* _Work required_
Give the entries back exactly, dropping each image.

** Start of Data supplied **

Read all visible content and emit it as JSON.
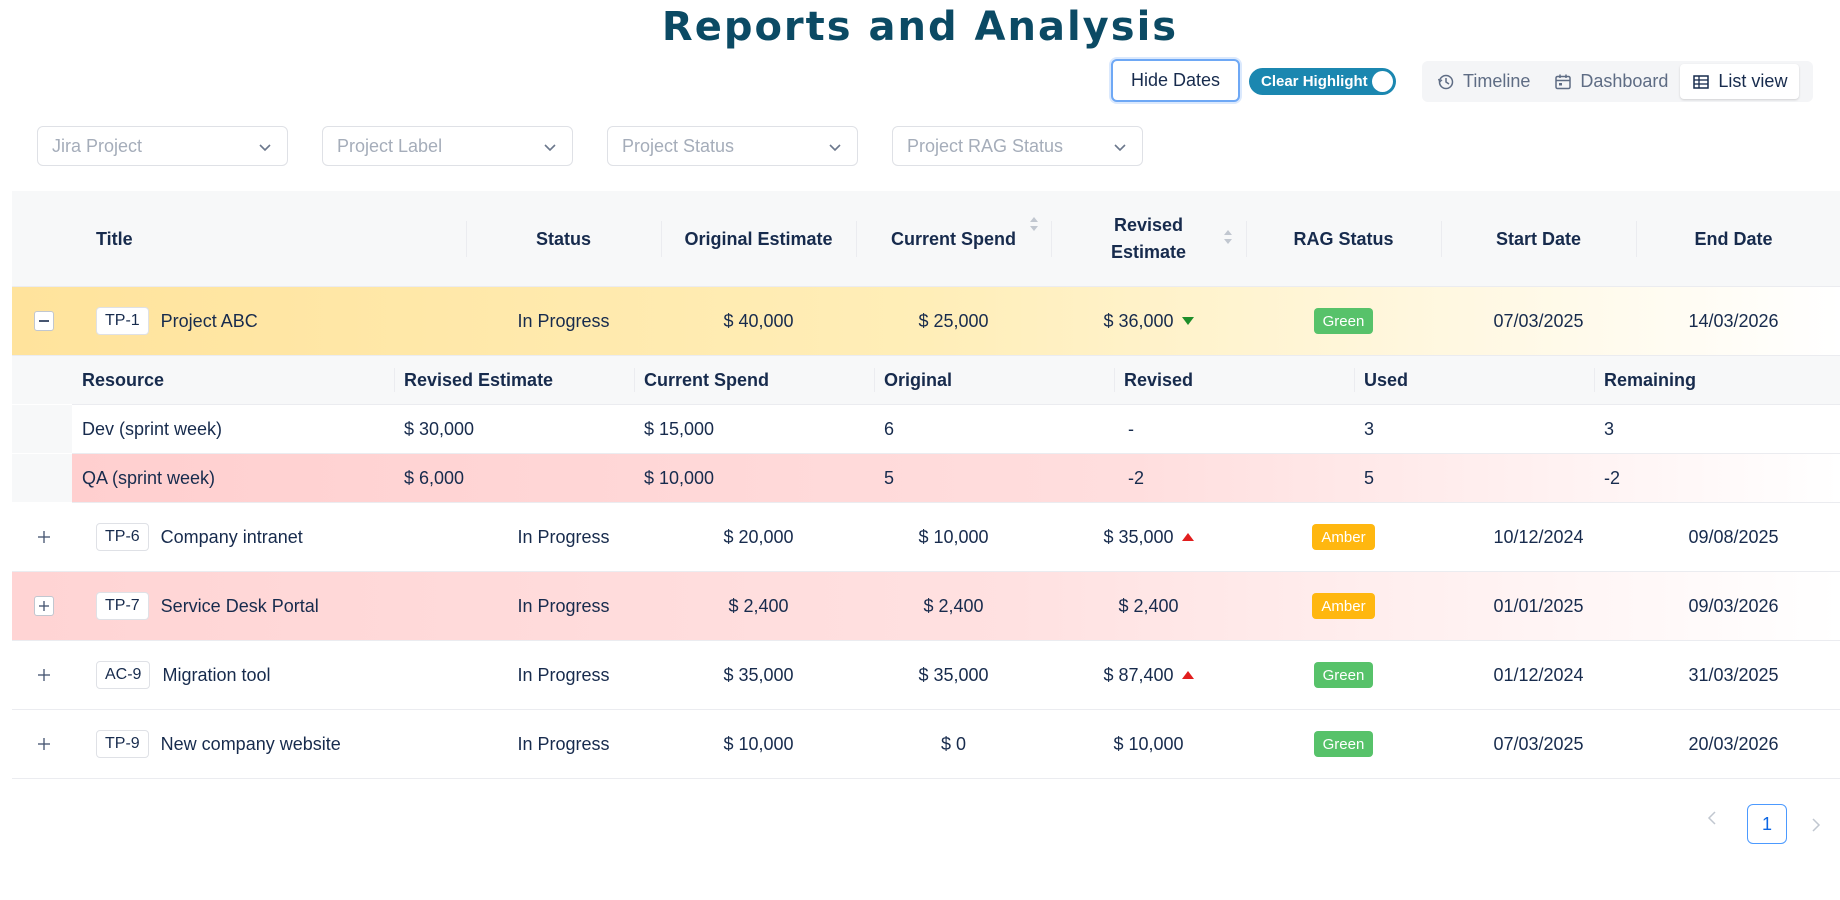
{
  "page": {
    "title": "Reports and Analysis"
  },
  "toolbar": {
    "hide_dates_label": "Hide Dates",
    "clear_highlight_label": "Clear Highlight",
    "clear_highlight_on": true,
    "views": [
      {
        "label": "Timeline",
        "icon": "history-icon",
        "active": false
      },
      {
        "label": "Dashboard",
        "icon": "calendar-icon",
        "active": false
      },
      {
        "label": "List view",
        "icon": "table-icon",
        "active": true
      }
    ]
  },
  "filters": [
    {
      "placeholder": "Jira Project"
    },
    {
      "placeholder": "Project Label"
    },
    {
      "placeholder": "Project Status"
    },
    {
      "placeholder": "Project RAG Status"
    }
  ],
  "table": {
    "headers": {
      "title": "Title",
      "status": "Status",
      "original_estimate": "Original Estimate",
      "current_spend": "Current Spend",
      "revised_estimate": "Revised Estimate",
      "rag_status": "RAG Status",
      "start_date": "Start Date",
      "end_date": "End Date"
    },
    "rows": [
      {
        "key": "TP-1",
        "title": "Project ABC",
        "status": "In Progress",
        "original_estimate": "$ 40,000",
        "current_spend": "$ 25,000",
        "revised_estimate": "$ 36,000",
        "trend": "down",
        "rag": "Green",
        "start_date": "07/03/2025",
        "end_date": "14/03/2026",
        "expanded": true,
        "highlight": "yellow"
      },
      {
        "key": "TP-6",
        "title": "Company intranet",
        "status": "In Progress",
        "original_estimate": "$ 20,000",
        "current_spend": "$ 10,000",
        "revised_estimate": "$ 35,000",
        "trend": "up",
        "rag": "Amber",
        "start_date": "10/12/2024",
        "end_date": "09/08/2025",
        "expanded": false,
        "highlight": "none"
      },
      {
        "key": "TP-7",
        "title": "Service Desk Portal",
        "status": "In Progress",
        "original_estimate": "$ 2,400",
        "current_spend": "$ 2,400",
        "revised_estimate": "$ 2,400",
        "trend": "none",
        "rag": "Amber",
        "start_date": "01/01/2025",
        "end_date": "09/03/2026",
        "expanded": false,
        "highlight": "red"
      },
      {
        "key": "AC-9",
        "title": "Migration tool",
        "status": "In Progress",
        "original_estimate": "$ 35,000",
        "current_spend": "$ 35,000",
        "revised_estimate": "$ 87,400",
        "trend": "up",
        "rag": "Green",
        "start_date": "01/12/2024",
        "end_date": "31/03/2025",
        "expanded": false,
        "highlight": "none"
      },
      {
        "key": "TP-9",
        "title": "New company website",
        "status": "In Progress",
        "original_estimate": "$ 10,000",
        "current_spend": "$ 0",
        "revised_estimate": "$ 10,000",
        "trend": "none",
        "rag": "Green",
        "start_date": "07/03/2025",
        "end_date": "20/03/2026",
        "expanded": false,
        "highlight": "none"
      }
    ],
    "subtable": {
      "headers": {
        "resource": "Resource",
        "revised_estimate": "Revised Estimate",
        "current_spend": "Current Spend",
        "original": "Original",
        "revised": "Revised",
        "used": "Used",
        "remaining": "Remaining"
      },
      "rows": [
        {
          "resource": "Dev (sprint week)",
          "revised_estimate": "$ 30,000",
          "current_spend": "$ 15,000",
          "original": "6",
          "revised": "-",
          "used": "3",
          "remaining": "3",
          "highlight": "none"
        },
        {
          "resource": "QA (sprint week)",
          "revised_estimate": "$ 6,000",
          "current_spend": "$ 10,000",
          "original": "5",
          "revised": "-2",
          "used": "5",
          "remaining": "-2",
          "highlight": "red"
        }
      ]
    }
  },
  "colors": {
    "green_badge": "#57c26a",
    "amber_badge": "#ffb70f",
    "title": "#0b4a64",
    "toggle": "#1b87b0"
  },
  "pagination": {
    "current_page": "1"
  }
}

** End of Data supplied **

* _Solution to this exercise_
Read all visible content and emit it as JSON.
{
  "page": {
    "title": "Reports and Analysis"
  },
  "toolbar": {
    "hide_dates_label": "Hide Dates",
    "clear_highlight_label": "Clear Highlight",
    "clear_highlight_on": true,
    "views": [
      {
        "label": "Timeline",
        "icon": "history-icon",
        "active": false
      },
      {
        "label": "Dashboard",
        "icon": "calendar-icon",
        "active": false
      },
      {
        "label": "List view",
        "icon": "table-icon",
        "active": true
      }
    ]
  },
  "filters": [
    {
      "placeholder": "Jira Project"
    },
    {
      "placeholder": "Project Label"
    },
    {
      "placeholder": "Project Status"
    },
    {
      "placeholder": "Project RAG Status"
    }
  ],
  "table": {
    "headers": {
      "title": "Title",
      "status": "Status",
      "original_estimate": "Original Estimate",
      "current_spend": "Current Spend",
      "revised_estimate": "Revised Estimate",
      "rag_status": "RAG Status",
      "start_date": "Start Date",
      "end_date": "End Date"
    },
    "rows": [
      {
        "key": "TP-1",
        "title": "Project ABC",
        "status": "In Progress",
        "original_estimate": "$ 40,000",
        "current_spend": "$ 25,000",
        "revised_estimate": "$ 36,000",
        "trend": "down",
        "rag": "Green",
        "start_date": "07/03/2025",
        "end_date": "14/03/2026",
        "expanded": true,
        "highlight": "yellow"
      },
      {
        "key": "TP-6",
        "title": "Company intranet",
        "status": "In Progress",
        "original_estimate": "$ 20,000",
        "current_spend": "$ 10,000",
        "revised_estimate": "$ 35,000",
        "trend": "up",
        "rag": "Amber",
        "start_date": "10/12/2024",
        "end_date": "09/08/2025",
        "expanded": false,
        "highlight": "none"
      },
      {
        "key": "TP-7",
        "title": "Service Desk Portal",
        "status": "In Progress",
        "original_estimate": "$ 2,400",
        "current_spend": "$ 2,400",
        "revised_estimate": "$ 2,400",
        "trend": "none",
        "rag": "Amber",
        "start_date": "01/01/2025",
        "end_date": "09/03/2026",
        "expanded": false,
        "highlight": "red"
      },
      {
        "key": "AC-9",
        "title": "Migration tool",
        "status": "In Progress",
        "original_estimate": "$ 35,000",
        "current_spend": "$ 35,000",
        "revised_estimate": "$ 87,400",
        "trend": "up",
        "rag": "Green",
        "start_date": "01/12/2024",
        "end_date": "31/03/2025",
        "expanded": false,
        "highlight": "none"
      },
      {
        "key": "TP-9",
        "title": "New company website",
        "status": "In Progress",
        "original_estimate": "$ 10,000",
        "current_spend": "$ 0",
        "revised_estimate": "$ 10,000",
        "trend": "none",
        "rag": "Green",
        "start_date": "07/03/2025",
        "end_date": "20/03/2026",
        "expanded": false,
        "highlight": "none"
      }
    ],
    "subtable": {
      "headers": {
        "resource": "Resource",
        "revised_estimate": "Revised Estimate",
        "current_spend": "Current Spend",
        "original": "Original",
        "revised": "Revised",
        "used": "Used",
        "remaining": "Remaining"
      },
      "rows": [
        {
          "resource": "Dev (sprint week)",
          "revised_estimate": "$ 30,000",
          "current_spend": "$ 15,000",
          "original": "6",
          "revised": "-",
          "used": "3",
          "remaining": "3",
          "highlight": "none"
        },
        {
          "resource": "QA (sprint week)",
          "revised_estimate": "$ 6,000",
          "current_spend": "$ 10,000",
          "original": "5",
          "revised": "-2",
          "used": "5",
          "remaining": "-2",
          "highlight": "red"
        }
      ]
    }
  },
  "colors": {
    "green_badge": "#57c26a",
    "amber_badge": "#ffb70f",
    "title": "#0b4a64",
    "toggle": "#1b87b0"
  },
  "pagination": {
    "current_page": "1"
  }
}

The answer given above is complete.